**** THE RECORDS ****

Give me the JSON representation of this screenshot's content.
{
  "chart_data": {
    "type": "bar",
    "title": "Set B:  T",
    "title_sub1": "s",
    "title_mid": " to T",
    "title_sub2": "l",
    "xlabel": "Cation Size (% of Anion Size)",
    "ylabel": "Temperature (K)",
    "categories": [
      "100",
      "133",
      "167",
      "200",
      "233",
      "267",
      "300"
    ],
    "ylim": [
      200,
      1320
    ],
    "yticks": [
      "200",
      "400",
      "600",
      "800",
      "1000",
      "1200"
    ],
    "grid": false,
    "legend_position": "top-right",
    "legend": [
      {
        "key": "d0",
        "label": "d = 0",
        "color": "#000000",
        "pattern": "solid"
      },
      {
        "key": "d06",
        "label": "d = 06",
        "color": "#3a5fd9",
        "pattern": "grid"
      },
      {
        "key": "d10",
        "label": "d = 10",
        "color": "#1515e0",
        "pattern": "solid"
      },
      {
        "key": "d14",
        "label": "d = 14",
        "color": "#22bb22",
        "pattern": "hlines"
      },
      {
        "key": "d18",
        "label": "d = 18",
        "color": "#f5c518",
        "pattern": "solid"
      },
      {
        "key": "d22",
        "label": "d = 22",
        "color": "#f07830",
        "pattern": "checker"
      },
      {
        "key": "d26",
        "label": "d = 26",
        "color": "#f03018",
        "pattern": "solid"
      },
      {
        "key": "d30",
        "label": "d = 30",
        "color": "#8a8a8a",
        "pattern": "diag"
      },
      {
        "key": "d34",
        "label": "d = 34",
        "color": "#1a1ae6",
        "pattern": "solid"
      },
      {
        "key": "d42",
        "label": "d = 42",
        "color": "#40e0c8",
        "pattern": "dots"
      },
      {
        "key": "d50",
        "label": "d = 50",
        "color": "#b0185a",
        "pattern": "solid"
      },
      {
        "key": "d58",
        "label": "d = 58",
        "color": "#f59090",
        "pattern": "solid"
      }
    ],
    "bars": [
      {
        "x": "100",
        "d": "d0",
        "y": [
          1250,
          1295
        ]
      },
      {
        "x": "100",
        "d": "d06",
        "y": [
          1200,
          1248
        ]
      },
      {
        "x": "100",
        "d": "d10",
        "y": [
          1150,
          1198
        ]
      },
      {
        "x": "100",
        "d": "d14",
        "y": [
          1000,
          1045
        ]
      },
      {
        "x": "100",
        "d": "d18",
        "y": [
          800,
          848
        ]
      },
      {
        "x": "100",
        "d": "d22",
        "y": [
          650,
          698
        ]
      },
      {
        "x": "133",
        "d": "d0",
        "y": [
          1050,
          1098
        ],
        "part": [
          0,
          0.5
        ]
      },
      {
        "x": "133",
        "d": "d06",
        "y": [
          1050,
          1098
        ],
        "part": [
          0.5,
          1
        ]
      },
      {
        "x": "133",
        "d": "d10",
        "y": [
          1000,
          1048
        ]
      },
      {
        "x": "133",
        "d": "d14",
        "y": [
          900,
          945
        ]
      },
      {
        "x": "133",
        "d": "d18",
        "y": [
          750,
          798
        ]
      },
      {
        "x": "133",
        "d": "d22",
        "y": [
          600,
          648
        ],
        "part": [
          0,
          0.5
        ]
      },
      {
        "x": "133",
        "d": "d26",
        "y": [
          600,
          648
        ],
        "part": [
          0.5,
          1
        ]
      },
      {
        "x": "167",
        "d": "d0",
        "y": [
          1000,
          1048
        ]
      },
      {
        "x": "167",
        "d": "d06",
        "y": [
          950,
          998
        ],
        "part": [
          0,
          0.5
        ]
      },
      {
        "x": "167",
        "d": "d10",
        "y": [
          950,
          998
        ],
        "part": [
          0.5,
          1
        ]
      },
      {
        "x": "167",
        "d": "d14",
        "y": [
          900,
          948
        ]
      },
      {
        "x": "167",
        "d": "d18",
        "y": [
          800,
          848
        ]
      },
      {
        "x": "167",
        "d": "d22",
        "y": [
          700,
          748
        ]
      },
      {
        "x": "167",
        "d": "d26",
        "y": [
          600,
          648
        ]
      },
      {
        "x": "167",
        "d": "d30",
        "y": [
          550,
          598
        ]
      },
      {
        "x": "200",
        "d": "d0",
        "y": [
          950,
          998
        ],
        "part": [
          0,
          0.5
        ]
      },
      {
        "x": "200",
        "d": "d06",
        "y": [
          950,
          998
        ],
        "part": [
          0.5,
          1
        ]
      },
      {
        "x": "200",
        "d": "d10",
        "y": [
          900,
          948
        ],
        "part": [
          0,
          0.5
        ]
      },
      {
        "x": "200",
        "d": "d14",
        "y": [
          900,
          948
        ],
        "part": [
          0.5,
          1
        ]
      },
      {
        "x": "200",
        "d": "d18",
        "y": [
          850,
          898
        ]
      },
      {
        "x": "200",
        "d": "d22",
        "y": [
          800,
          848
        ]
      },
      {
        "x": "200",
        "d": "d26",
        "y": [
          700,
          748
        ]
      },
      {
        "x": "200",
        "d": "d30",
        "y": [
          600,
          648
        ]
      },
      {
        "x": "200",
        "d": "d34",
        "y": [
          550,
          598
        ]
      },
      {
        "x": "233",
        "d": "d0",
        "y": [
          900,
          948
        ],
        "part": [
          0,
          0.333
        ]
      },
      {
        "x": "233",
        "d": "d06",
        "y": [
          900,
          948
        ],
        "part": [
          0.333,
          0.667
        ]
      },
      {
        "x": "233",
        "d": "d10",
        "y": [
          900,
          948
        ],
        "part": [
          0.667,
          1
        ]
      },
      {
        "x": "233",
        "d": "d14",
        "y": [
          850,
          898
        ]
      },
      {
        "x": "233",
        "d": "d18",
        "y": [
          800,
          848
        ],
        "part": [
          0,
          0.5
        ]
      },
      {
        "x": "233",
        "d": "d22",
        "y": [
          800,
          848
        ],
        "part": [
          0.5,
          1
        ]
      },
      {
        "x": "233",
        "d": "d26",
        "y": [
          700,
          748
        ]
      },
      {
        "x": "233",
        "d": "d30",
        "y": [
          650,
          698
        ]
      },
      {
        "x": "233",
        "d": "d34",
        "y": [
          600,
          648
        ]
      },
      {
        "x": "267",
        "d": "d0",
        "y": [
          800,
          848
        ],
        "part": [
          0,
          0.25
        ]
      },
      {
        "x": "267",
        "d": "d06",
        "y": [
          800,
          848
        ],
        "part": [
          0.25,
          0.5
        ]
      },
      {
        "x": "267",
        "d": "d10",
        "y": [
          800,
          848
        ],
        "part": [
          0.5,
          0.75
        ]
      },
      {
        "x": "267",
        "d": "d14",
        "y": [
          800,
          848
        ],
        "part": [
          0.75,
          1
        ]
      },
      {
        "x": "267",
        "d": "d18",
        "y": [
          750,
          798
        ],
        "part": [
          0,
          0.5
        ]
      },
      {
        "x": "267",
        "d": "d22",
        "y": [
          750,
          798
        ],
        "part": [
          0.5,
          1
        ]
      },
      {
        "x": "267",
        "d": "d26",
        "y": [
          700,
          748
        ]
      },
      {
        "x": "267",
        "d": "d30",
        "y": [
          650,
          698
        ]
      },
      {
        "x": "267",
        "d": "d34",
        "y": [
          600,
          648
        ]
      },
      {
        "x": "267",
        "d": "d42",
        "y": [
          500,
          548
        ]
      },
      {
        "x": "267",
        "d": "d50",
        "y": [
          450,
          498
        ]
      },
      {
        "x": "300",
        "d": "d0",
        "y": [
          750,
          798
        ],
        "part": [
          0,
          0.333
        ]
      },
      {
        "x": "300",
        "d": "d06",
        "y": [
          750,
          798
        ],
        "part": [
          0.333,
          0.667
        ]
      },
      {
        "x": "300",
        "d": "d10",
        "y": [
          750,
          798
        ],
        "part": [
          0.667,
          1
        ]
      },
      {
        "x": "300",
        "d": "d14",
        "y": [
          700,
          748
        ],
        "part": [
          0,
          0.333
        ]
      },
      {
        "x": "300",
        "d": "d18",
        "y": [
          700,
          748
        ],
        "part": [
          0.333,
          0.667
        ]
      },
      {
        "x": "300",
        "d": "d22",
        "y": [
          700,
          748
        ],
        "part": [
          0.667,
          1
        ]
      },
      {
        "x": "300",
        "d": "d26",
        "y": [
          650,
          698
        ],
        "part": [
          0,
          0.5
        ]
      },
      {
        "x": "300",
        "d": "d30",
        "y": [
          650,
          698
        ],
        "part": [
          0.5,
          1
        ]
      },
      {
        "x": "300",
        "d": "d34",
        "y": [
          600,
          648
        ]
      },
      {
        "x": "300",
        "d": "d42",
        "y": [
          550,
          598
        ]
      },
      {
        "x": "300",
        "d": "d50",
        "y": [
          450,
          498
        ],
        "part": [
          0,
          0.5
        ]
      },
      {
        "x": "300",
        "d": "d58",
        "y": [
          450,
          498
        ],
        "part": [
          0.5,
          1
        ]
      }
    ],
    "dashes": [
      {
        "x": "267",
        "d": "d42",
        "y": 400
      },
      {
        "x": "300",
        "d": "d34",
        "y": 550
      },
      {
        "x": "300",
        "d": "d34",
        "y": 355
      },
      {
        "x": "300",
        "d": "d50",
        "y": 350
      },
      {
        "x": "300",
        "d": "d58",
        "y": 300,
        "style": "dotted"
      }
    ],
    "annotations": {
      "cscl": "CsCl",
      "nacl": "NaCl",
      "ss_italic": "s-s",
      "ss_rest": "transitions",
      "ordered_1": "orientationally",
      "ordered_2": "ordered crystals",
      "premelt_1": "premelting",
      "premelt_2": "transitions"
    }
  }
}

****

### GIVEN PROBLEM
All lines holding the word "color" should be picked out and copied.

### OUTPUT BELOW
        "color": "#000000",
        "color": "#3a5fd9",
        "color": "#1515e0",
        "color": "#22bb22",
        "color": "#f5c518",
        "color": "#f07830",
        "color": "#f03018",
        "color": "#8a8a8a",
        "color": "#1a1ae6",
        "color": "#40e0c8",
        "color": "#b0185a",
        "color": "#f59090",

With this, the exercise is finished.